**EXERCISE AIM:** Below, find each line holding "arrow" and state how many there are, using the number alone.
------------
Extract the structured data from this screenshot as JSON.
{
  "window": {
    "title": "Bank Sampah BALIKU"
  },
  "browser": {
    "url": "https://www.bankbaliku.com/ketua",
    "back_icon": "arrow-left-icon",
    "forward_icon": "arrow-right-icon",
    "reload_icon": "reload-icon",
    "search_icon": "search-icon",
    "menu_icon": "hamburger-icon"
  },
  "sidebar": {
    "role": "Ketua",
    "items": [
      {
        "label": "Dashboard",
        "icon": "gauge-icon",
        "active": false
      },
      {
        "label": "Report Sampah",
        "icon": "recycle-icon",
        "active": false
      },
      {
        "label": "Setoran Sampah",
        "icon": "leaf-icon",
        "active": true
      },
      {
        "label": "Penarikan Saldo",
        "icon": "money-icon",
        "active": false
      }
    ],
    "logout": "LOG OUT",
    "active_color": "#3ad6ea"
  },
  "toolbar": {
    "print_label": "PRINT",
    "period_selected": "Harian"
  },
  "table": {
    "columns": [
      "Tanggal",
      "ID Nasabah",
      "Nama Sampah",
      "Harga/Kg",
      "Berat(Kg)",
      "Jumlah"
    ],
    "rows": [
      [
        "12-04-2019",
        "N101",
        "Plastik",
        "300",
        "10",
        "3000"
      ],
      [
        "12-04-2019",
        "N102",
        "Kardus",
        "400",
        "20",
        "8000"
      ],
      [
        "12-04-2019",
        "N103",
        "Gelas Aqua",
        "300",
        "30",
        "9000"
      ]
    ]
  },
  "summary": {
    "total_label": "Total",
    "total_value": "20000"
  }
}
------------
**OUTPUT FOR THIS TASK:** 2